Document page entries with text

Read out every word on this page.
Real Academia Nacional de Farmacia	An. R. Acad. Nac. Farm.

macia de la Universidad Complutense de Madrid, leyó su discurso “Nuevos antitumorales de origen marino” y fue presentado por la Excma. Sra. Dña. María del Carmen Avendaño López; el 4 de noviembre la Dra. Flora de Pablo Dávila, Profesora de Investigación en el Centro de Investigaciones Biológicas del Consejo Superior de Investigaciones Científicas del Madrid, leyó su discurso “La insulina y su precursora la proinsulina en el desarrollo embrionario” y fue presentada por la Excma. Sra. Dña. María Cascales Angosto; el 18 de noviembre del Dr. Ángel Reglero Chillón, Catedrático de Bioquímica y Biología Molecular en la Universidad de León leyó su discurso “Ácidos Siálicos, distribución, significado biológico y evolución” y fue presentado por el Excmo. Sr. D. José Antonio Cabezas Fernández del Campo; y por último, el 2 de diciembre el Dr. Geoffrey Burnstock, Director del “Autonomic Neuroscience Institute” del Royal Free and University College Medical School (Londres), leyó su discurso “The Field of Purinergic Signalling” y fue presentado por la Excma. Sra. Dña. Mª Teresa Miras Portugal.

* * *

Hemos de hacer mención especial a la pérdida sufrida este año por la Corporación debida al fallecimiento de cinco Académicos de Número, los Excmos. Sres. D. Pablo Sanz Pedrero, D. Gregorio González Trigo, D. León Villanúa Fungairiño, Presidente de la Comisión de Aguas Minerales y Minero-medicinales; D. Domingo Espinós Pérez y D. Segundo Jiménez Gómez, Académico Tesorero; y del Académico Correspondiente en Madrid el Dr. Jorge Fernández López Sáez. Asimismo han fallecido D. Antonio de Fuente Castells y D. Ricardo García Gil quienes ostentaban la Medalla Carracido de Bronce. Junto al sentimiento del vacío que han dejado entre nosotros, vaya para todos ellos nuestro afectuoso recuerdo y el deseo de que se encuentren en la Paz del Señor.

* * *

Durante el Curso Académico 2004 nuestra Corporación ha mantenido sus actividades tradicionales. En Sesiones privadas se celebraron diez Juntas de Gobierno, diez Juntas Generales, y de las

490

* [Task prompt]: Find the lines above that contain "Académico" and report their number, without comment.

* [Exercise output]: 2